### EXERCISE DETAILS
Copy all the entries word for word, but omit the pictures.
---------- DATA IN THIS EXERCISE
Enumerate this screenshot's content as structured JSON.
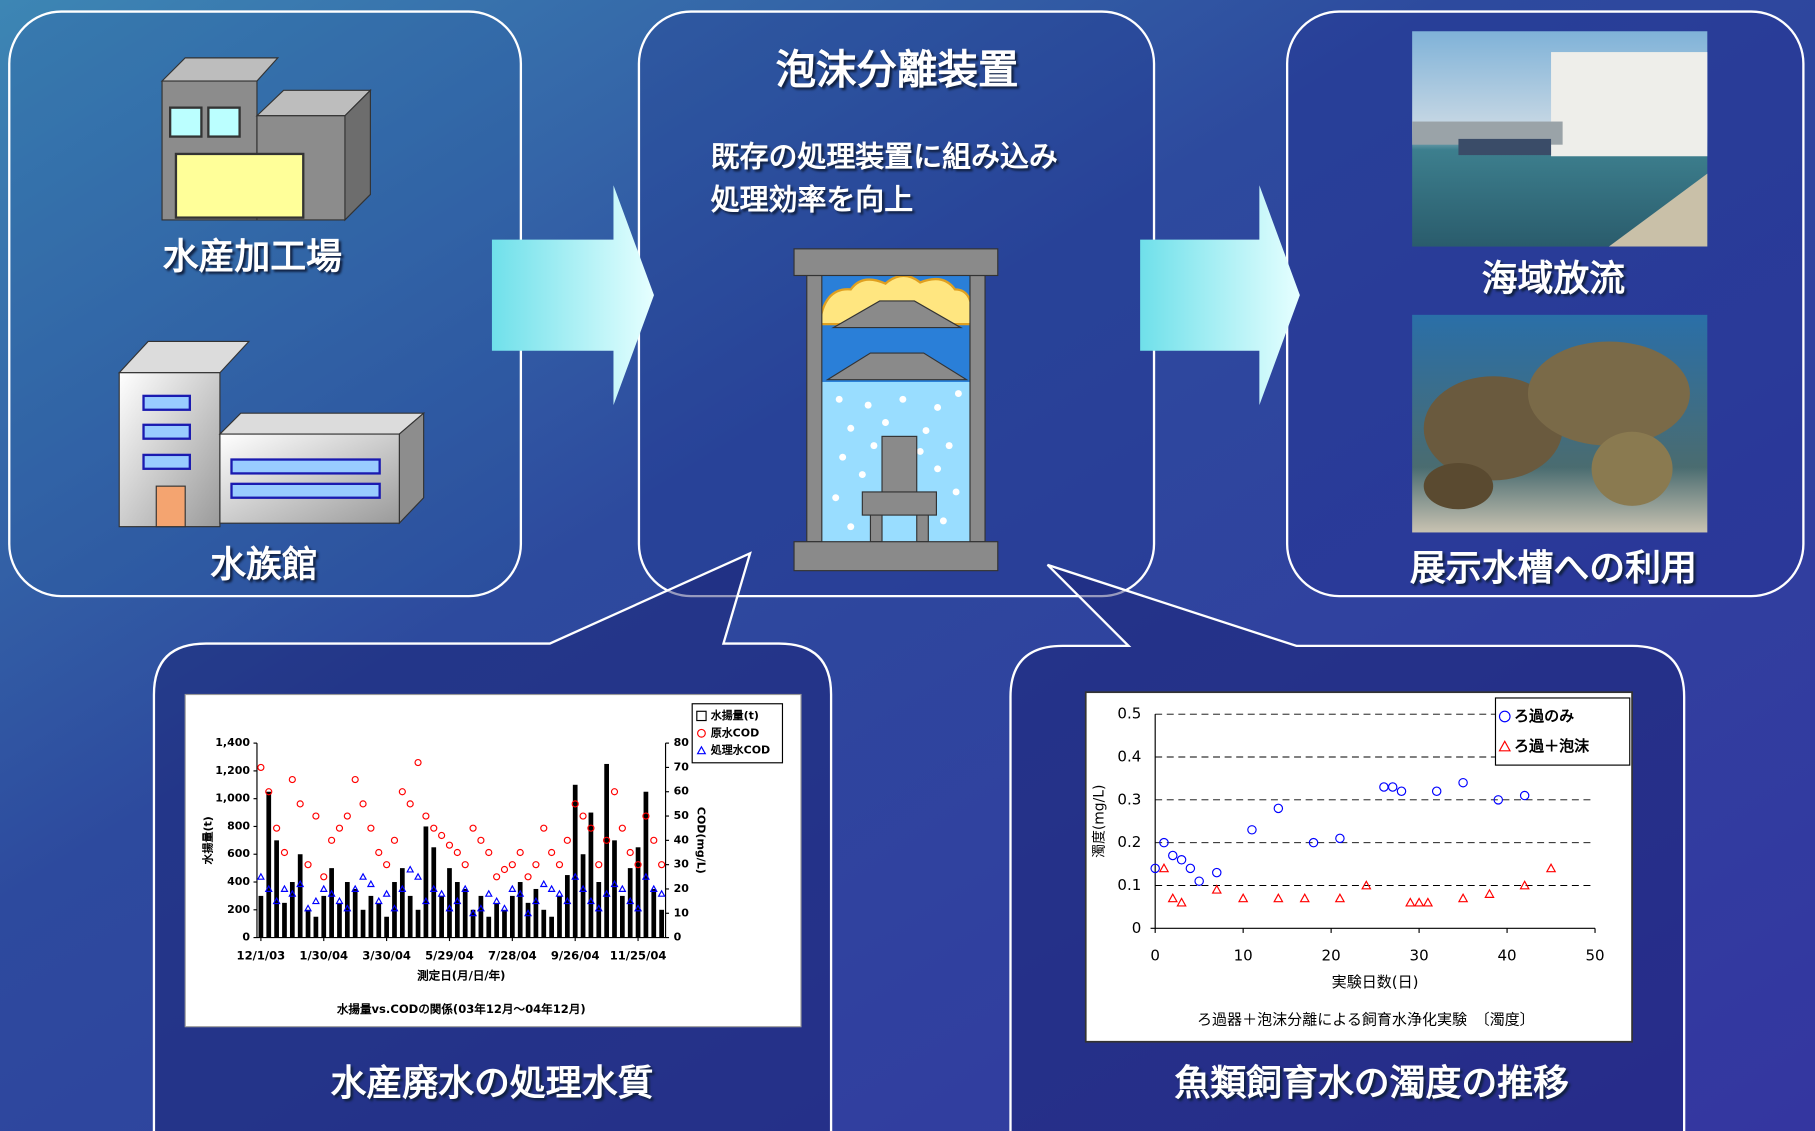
{
  "panels": {
    "left": {
      "labels": [
        "水産加工場",
        "水族館"
      ]
    },
    "center": {
      "title": "泡沫分離装置",
      "description": [
        "既存の処理装置に組み込み",
        "処理効率を向上"
      ]
    },
    "right": {
      "labels": [
        "海域放流",
        "展示水槽への利用"
      ]
    },
    "bottom": {
      "captions": [
        "水産廃水の処理水質",
        "魚類飼育水の濁度の推移"
      ]
    }
  },
  "chart_data": [
    {
      "type": "bar",
      "categories": [
        "12/1/03",
        null,
        null,
        null,
        null,
        null,
        null,
        null,
        "1/30/04",
        null,
        null,
        null,
        null,
        null,
        null,
        null,
        "3/30/04",
        null,
        null,
        null,
        null,
        null,
        null,
        null,
        "5/29/04",
        null,
        null,
        null,
        null,
        null,
        null,
        null,
        "7/28/04",
        null,
        null,
        null,
        null,
        null,
        null,
        null,
        "9/26/04",
        null,
        null,
        null,
        null,
        null,
        null,
        null,
        "11/25/04",
        null,
        null,
        null
      ],
      "series": [
        {
          "name": "水揚量(t)",
          "color": "#000000",
          "values": [
            300,
            1050,
            700,
            250,
            400,
            600,
            200,
            150,
            300,
            500,
            250,
            400,
            350,
            200,
            300,
            250,
            150,
            400,
            500,
            300,
            200,
            800,
            650,
            300,
            500,
            400,
            350,
            200,
            300,
            150,
            250,
            200,
            300,
            400,
            250,
            350,
            200,
            150,
            300,
            450,
            1100,
            600,
            900,
            400,
            1250,
            700,
            300,
            500,
            650,
            1050,
            350,
            200
          ]
        },
        {
          "name": "原水COD",
          "color": "#ff0000",
          "marker": "circle",
          "axis": "y2",
          "values": [
            70,
            60,
            45,
            35,
            65,
            55,
            30,
            50,
            25,
            40,
            45,
            50,
            65,
            55,
            45,
            35,
            30,
            40,
            60,
            55,
            72,
            50,
            45,
            42,
            38,
            35,
            30,
            45,
            40,
            35,
            25,
            28,
            30,
            35,
            25,
            30,
            45,
            35,
            30,
            40,
            55,
            50,
            45,
            30,
            40,
            60,
            45,
            35,
            30,
            50,
            40,
            30
          ]
        },
        {
          "name": "処理水COD",
          "color": "#0000ff",
          "marker": "triangle",
          "axis": "y2",
          "values": [
            25,
            20,
            15,
            20,
            18,
            22,
            12,
            15,
            20,
            18,
            15,
            12,
            20,
            25,
            22,
            15,
            18,
            12,
            20,
            28,
            25,
            15,
            20,
            18,
            12,
            15,
            20,
            10,
            12,
            18,
            15,
            12,
            20,
            18,
            10,
            15,
            22,
            20,
            18,
            15,
            25,
            20,
            15,
            12,
            18,
            22,
            20,
            15,
            12,
            25,
            20,
            18
          ]
        }
      ],
      "ylim": [
        0,
        1400
      ],
      "yticks": [
        0,
        200,
        400,
        600,
        800,
        {
          "value": 1000,
          "label": "1,000"
        },
        {
          "value": 1200,
          "label": "1,200"
        },
        {
          "value": 1400,
          "label": "1,400"
        }
      ],
      "y2lim": [
        0,
        80
      ],
      "y2ticks": [
        0,
        10,
        20,
        30,
        40,
        50,
        60,
        70,
        80
      ],
      "xlabel": "測定日(月/日/年)",
      "ylabel": "水揚量(t)",
      "y2label": "COD(mg/L)",
      "caption": "水揚量vs.CODの関係(03年12月～04年12月)",
      "legend": "upper right"
    },
    {
      "type": "scatter",
      "series": [
        {
          "name": "ろ過のみ",
          "color": "#0000ff",
          "marker": "circle",
          "x": [
            0,
            1,
            2,
            3,
            4,
            5,
            7,
            11,
            14,
            18,
            21,
            26,
            27,
            28,
            32,
            35,
            39,
            42
          ],
          "values": [
            0.14,
            0.2,
            0.17,
            0.16,
            0.14,
            0.11,
            0.13,
            0.23,
            0.28,
            0.2,
            0.21,
            0.33,
            0.33,
            0.32,
            0.32,
            0.34,
            0.3,
            0.31
          ]
        },
        {
          "name": "ろ過＋泡沫",
          "color": "#ff0000",
          "marker": "triangle",
          "x": [
            1,
            2,
            3,
            7,
            10,
            14,
            17,
            21,
            24,
            29,
            30,
            31,
            35,
            38,
            42,
            45
          ],
          "values": [
            0.14,
            0.07,
            0.06,
            0.09,
            0.07,
            0.07,
            0.07,
            0.07,
            0.1,
            0.06,
            0.06,
            0.06,
            0.07,
            0.08,
            0.1,
            0.14
          ]
        }
      ],
      "xlim": [
        0,
        50
      ],
      "xticks": [
        0,
        10,
        20,
        30,
        40,
        50
      ],
      "ylim": [
        0,
        0.5
      ],
      "yticks": [
        0,
        0.1,
        0.2,
        0.3,
        0.4,
        0.5
      ],
      "xlabel": "実験日数(日)",
      "ylabel": "濁度(mg/L)",
      "caption": "ろ過器＋泡沫分離による飼育水浄化実験　〔濁度〕",
      "grid": true,
      "legend": "upper right"
    }
  ]
}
--------------------
### TASK ANSWER
Enumerate this screenshot's content as structured JSON.
{
  "panels": {
    "left": {
      "labels": [
        "水産加工場",
        "水族館"
      ]
    },
    "center": {
      "title": "泡沫分離装置",
      "description": [
        "既存の処理装置に組み込み",
        "処理効率を向上"
      ]
    },
    "right": {
      "labels": [
        "海域放流",
        "展示水槽への利用"
      ]
    },
    "bottom": {
      "captions": [
        "水産廃水の処理水質",
        "魚類飼育水の濁度の推移"
      ]
    }
  },
  "chart_data": [
    {
      "type": "bar",
      "categories": [
        "12/1/03",
        null,
        null,
        null,
        null,
        null,
        null,
        null,
        "1/30/04",
        null,
        null,
        null,
        null,
        null,
        null,
        null,
        "3/30/04",
        null,
        null,
        null,
        null,
        null,
        null,
        null,
        "5/29/04",
        null,
        null,
        null,
        null,
        null,
        null,
        null,
        "7/28/04",
        null,
        null,
        null,
        null,
        null,
        null,
        null,
        "9/26/04",
        null,
        null,
        null,
        null,
        null,
        null,
        null,
        "11/25/04",
        null,
        null,
        null
      ],
      "series": [
        {
          "name": "水揚量(t)",
          "color": "#000000",
          "values": [
            300,
            1050,
            700,
            250,
            400,
            600,
            200,
            150,
            300,
            500,
            250,
            400,
            350,
            200,
            300,
            250,
            150,
            400,
            500,
            300,
            200,
            800,
            650,
            300,
            500,
            400,
            350,
            200,
            300,
            150,
            250,
            200,
            300,
            400,
            250,
            350,
            200,
            150,
            300,
            450,
            1100,
            600,
            900,
            400,
            1250,
            700,
            300,
            500,
            650,
            1050,
            350,
            200
          ]
        },
        {
          "name": "原水COD",
          "color": "#ff0000",
          "marker": "circle",
          "axis": "y2",
          "values": [
            70,
            60,
            45,
            35,
            65,
            55,
            30,
            50,
            25,
            40,
            45,
            50,
            65,
            55,
            45,
            35,
            30,
            40,
            60,
            55,
            72,
            50,
            45,
            42,
            38,
            35,
            30,
            45,
            40,
            35,
            25,
            28,
            30,
            35,
            25,
            30,
            45,
            35,
            30,
            40,
            55,
            50,
            45,
            30,
            40,
            60,
            45,
            35,
            30,
            50,
            40,
            30
          ]
        },
        {
          "name": "処理水COD",
          "color": "#0000ff",
          "marker": "triangle",
          "axis": "y2",
          "values": [
            25,
            20,
            15,
            20,
            18,
            22,
            12,
            15,
            20,
            18,
            15,
            12,
            20,
            25,
            22,
            15,
            18,
            12,
            20,
            28,
            25,
            15,
            20,
            18,
            12,
            15,
            20,
            10,
            12,
            18,
            15,
            12,
            20,
            18,
            10,
            15,
            22,
            20,
            18,
            15,
            25,
            20,
            15,
            12,
            18,
            22,
            20,
            15,
            12,
            25,
            20,
            18
          ]
        }
      ],
      "ylim": [
        0,
        1400
      ],
      "yticks": [
        0,
        200,
        400,
        600,
        800,
        {
          "value": 1000,
          "label": "1,000"
        },
        {
          "value": 1200,
          "label": "1,200"
        },
        {
          "value": 1400,
          "label": "1,400"
        }
      ],
      "y2lim": [
        0,
        80
      ],
      "y2ticks": [
        0,
        10,
        20,
        30,
        40,
        50,
        60,
        70,
        80
      ],
      "xlabel": "測定日(月/日/年)",
      "ylabel": "水揚量(t)",
      "y2label": "COD(mg/L)",
      "caption": "水揚量vs.CODの関係(03年12月～04年12月)",
      "legend": "upper right"
    },
    {
      "type": "scatter",
      "series": [
        {
          "name": "ろ過のみ",
          "color": "#0000ff",
          "marker": "circle",
          "x": [
            0,
            1,
            2,
            3,
            4,
            5,
            7,
            11,
            14,
            18,
            21,
            26,
            27,
            28,
            32,
            35,
            39,
            42
          ],
          "values": [
            0.14,
            0.2,
            0.17,
            0.16,
            0.14,
            0.11,
            0.13,
            0.23,
            0.28,
            0.2,
            0.21,
            0.33,
            0.33,
            0.32,
            0.32,
            0.34,
            0.3,
            0.31
          ]
        },
        {
          "name": "ろ過＋泡沫",
          "color": "#ff0000",
          "marker": "triangle",
          "x": [
            1,
            2,
            3,
            7,
            10,
            14,
            17,
            21,
            24,
            29,
            30,
            31,
            35,
            38,
            42,
            45
          ],
          "values": [
            0.14,
            0.07,
            0.06,
            0.09,
            0.07,
            0.07,
            0.07,
            0.07,
            0.1,
            0.06,
            0.06,
            0.06,
            0.07,
            0.08,
            0.1,
            0.14
          ]
        }
      ],
      "xlim": [
        0,
        50
      ],
      "xticks": [
        0,
        10,
        20,
        30,
        40,
        50
      ],
      "ylim": [
        0,
        0.5
      ],
      "yticks": [
        0,
        0.1,
        0.2,
        0.3,
        0.4,
        0.5
      ],
      "xlabel": "実験日数(日)",
      "ylabel": "濁度(mg/L)",
      "caption": "ろ過器＋泡沫分離による飼育水浄化実験　〔濁度〕",
      "grid": true,
      "legend": "upper right"
    }
  ]
}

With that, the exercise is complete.